Extract and list every line that contains the word "same".

— start of Given records —

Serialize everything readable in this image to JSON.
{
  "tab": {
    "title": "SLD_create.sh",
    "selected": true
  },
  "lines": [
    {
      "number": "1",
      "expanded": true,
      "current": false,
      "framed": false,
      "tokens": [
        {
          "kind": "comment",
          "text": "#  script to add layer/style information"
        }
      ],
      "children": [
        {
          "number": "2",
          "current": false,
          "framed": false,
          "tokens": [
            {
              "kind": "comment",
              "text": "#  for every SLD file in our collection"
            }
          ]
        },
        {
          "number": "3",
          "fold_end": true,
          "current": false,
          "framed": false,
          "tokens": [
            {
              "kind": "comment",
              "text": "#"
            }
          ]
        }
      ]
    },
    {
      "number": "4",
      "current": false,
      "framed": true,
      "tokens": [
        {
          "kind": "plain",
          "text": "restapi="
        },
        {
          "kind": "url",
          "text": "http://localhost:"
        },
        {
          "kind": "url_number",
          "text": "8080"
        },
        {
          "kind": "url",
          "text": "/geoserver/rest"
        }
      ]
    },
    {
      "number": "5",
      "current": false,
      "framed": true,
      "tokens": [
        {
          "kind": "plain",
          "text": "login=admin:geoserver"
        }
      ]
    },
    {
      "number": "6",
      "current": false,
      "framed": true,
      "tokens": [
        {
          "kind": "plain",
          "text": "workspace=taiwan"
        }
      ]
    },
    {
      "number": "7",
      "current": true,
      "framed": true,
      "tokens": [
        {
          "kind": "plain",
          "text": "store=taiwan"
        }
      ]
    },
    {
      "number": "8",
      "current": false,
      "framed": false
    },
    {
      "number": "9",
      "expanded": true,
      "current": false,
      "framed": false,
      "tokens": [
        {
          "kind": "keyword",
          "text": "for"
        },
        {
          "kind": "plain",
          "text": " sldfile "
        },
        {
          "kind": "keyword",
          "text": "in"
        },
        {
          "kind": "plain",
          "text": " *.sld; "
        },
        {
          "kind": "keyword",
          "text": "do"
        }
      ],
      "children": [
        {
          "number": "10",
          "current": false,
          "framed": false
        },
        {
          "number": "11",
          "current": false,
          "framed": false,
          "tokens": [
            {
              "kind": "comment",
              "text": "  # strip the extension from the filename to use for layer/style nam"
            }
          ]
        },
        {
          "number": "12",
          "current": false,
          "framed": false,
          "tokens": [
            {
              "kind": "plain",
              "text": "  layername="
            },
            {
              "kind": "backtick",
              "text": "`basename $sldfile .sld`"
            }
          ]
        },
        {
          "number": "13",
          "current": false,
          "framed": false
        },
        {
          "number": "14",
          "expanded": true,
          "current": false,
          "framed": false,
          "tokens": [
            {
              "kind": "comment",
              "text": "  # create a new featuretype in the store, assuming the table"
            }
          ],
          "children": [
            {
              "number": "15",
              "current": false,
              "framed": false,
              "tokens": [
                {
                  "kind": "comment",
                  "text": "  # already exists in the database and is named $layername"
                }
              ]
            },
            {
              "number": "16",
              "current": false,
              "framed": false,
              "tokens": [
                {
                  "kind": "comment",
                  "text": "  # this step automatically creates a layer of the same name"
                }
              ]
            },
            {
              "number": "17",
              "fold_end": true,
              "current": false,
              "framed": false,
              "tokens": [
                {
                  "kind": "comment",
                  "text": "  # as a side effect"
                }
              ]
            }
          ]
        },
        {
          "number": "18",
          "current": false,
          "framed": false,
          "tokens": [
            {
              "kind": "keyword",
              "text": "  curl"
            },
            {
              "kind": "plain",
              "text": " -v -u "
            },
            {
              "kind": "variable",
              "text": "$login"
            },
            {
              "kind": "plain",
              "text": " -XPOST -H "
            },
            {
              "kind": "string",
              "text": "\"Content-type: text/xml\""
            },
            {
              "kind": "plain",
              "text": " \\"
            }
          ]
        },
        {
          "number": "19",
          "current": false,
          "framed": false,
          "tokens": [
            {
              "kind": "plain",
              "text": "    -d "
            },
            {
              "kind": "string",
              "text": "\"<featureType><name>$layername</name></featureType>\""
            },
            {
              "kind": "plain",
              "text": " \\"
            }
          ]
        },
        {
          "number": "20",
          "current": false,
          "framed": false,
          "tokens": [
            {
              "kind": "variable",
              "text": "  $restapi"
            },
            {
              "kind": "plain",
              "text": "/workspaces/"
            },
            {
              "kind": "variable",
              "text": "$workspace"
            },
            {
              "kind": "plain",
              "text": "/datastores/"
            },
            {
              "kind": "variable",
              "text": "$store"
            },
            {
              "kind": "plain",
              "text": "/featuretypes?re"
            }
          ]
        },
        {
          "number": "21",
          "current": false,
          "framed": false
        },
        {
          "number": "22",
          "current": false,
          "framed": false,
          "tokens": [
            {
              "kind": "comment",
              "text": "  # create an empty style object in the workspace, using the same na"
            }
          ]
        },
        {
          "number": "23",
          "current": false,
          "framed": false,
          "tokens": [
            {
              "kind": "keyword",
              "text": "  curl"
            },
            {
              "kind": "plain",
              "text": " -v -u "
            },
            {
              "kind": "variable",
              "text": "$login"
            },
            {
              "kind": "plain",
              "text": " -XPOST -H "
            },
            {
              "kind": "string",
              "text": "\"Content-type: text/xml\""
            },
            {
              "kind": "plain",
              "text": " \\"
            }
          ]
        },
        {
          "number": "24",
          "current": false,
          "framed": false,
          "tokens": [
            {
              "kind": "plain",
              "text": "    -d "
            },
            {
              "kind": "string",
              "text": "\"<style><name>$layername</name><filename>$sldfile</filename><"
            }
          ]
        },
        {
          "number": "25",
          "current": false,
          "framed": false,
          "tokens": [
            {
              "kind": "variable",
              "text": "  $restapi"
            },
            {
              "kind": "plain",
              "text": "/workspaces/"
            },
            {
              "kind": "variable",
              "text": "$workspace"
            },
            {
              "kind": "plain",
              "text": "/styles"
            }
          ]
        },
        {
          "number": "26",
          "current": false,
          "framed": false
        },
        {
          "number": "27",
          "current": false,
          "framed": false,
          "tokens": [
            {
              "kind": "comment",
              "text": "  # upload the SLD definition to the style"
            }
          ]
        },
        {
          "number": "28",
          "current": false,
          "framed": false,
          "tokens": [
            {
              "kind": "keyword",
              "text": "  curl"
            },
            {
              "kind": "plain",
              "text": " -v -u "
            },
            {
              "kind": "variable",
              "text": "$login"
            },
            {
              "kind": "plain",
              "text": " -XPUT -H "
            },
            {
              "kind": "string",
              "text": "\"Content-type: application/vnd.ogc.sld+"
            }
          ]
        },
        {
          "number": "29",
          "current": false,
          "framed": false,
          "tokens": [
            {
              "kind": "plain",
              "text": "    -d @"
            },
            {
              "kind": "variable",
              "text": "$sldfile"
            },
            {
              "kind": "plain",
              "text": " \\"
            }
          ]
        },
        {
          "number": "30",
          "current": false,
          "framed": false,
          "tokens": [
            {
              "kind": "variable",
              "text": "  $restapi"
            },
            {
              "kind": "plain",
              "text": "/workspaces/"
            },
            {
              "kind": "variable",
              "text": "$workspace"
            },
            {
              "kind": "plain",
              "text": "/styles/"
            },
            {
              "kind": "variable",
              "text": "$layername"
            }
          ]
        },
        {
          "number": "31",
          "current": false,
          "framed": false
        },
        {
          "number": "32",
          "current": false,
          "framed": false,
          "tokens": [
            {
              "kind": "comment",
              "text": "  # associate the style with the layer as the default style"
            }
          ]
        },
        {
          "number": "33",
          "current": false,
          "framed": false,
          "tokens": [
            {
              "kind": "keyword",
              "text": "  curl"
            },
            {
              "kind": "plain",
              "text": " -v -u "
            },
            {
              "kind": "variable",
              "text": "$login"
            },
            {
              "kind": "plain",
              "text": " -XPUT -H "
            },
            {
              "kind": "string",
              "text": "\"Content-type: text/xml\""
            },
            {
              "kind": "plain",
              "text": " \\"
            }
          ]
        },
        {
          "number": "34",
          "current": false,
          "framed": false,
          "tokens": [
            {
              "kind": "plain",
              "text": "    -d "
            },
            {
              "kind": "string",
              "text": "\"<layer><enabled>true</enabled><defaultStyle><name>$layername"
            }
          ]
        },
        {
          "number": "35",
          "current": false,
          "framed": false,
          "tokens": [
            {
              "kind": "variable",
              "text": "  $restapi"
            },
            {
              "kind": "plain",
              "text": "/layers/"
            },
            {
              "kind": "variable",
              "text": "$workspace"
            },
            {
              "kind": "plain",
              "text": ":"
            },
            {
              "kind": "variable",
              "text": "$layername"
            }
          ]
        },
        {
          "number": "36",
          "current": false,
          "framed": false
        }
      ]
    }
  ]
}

— end of Given records —

Solution for this task:
                  "text": "  # this step automatically creates a layer of the same name"
              "text": "  # create an empty style object in the workspace, using the same na"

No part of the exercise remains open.